Records shown ->
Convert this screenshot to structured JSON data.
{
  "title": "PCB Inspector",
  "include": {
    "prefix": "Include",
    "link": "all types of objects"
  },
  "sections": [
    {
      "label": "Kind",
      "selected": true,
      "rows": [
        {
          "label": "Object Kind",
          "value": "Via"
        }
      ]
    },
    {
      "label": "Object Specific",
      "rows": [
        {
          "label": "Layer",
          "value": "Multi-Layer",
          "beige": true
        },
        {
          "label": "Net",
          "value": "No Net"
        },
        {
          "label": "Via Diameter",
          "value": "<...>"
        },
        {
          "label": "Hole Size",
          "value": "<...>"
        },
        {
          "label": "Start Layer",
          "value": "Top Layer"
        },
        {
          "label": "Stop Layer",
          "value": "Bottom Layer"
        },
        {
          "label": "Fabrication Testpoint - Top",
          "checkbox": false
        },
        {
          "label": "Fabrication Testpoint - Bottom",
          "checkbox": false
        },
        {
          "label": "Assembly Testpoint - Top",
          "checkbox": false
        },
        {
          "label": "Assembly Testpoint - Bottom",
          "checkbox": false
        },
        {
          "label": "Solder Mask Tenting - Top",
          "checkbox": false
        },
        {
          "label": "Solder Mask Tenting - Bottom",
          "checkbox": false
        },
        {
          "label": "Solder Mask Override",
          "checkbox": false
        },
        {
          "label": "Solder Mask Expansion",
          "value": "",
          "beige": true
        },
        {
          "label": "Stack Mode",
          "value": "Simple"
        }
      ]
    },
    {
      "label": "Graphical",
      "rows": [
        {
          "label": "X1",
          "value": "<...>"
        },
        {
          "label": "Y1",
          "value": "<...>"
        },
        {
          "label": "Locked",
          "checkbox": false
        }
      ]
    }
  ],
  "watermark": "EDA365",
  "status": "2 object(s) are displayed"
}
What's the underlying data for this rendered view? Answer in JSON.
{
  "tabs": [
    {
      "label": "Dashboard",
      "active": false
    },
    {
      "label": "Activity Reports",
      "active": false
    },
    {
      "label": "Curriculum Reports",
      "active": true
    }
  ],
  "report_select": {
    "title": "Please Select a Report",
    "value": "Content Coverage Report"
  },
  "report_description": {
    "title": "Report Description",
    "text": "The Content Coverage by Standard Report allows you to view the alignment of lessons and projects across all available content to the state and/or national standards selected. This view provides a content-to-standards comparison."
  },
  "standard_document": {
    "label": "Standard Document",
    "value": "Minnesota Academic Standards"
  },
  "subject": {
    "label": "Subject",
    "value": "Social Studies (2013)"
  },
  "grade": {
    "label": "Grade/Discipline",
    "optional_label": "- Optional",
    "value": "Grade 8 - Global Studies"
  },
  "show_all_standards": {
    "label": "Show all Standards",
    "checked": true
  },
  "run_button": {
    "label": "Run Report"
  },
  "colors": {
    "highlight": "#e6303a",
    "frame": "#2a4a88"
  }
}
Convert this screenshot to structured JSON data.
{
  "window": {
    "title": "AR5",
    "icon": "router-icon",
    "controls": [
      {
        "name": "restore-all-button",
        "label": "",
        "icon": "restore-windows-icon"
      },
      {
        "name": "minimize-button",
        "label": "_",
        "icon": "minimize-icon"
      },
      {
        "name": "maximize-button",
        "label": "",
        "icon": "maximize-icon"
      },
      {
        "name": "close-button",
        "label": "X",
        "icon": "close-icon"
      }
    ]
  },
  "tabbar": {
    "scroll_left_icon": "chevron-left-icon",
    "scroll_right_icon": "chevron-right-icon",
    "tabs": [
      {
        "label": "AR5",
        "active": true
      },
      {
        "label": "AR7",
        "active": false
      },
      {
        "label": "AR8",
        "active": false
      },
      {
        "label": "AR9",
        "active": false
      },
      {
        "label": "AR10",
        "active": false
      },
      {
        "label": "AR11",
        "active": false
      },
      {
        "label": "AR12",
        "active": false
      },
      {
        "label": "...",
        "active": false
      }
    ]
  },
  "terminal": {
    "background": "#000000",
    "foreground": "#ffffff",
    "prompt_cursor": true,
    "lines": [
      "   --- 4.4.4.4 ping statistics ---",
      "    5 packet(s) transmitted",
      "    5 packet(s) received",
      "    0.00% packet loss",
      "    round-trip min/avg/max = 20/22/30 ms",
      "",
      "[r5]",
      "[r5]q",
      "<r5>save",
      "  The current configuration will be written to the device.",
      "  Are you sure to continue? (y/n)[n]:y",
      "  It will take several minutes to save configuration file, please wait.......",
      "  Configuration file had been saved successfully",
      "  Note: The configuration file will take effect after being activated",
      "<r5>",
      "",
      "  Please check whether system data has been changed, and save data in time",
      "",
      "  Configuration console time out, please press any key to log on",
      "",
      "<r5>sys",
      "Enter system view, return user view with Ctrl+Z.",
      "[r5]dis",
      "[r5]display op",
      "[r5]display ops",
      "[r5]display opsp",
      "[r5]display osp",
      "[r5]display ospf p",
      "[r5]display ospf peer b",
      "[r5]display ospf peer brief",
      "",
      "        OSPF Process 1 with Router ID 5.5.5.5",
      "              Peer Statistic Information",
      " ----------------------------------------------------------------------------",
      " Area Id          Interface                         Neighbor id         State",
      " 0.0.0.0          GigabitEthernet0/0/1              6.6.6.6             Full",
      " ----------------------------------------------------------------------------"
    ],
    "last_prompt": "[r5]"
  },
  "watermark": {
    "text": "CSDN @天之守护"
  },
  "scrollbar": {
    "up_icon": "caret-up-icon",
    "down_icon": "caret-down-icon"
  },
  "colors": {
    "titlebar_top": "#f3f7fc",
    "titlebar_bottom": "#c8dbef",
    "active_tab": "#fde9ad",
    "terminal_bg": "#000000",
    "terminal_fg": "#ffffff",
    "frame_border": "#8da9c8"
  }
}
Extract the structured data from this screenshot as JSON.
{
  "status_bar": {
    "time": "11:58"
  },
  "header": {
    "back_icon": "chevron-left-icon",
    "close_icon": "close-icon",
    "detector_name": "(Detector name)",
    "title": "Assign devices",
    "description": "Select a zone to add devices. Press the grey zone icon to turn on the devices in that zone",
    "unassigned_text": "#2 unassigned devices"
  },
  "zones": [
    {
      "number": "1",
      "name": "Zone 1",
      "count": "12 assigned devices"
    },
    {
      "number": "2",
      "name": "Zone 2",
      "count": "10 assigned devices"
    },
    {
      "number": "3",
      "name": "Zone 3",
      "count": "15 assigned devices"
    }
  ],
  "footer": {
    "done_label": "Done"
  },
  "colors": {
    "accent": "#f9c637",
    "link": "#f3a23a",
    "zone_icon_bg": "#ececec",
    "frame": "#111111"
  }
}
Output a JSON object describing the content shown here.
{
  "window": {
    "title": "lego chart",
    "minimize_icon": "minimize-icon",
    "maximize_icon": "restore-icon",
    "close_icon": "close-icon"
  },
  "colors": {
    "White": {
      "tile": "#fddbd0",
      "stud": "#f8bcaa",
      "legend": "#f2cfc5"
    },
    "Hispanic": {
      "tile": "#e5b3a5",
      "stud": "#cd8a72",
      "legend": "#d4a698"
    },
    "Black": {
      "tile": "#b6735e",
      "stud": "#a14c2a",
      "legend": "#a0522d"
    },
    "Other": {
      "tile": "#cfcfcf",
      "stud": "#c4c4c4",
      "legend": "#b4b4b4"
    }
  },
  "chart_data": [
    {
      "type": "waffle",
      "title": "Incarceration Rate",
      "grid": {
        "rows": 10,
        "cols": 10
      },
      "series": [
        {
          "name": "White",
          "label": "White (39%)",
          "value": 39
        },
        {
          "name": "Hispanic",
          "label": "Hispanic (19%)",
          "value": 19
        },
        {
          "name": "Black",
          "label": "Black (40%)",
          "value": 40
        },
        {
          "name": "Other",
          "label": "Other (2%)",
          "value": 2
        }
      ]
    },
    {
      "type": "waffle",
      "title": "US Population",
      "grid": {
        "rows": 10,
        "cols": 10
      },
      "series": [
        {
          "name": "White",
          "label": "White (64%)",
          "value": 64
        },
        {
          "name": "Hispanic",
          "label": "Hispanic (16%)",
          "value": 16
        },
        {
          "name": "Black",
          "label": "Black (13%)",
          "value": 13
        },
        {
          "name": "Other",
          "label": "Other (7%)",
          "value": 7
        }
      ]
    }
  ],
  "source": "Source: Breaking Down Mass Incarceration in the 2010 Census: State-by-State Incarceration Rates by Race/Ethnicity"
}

Your task -> Pull every line containing "file" out of the data above.

Output ->
      "  It will take several minutes to save configuration file, please wait.......",
      "  Configuration file had been saved successfully",
      "  Note: The configuration file will take effect after being activated",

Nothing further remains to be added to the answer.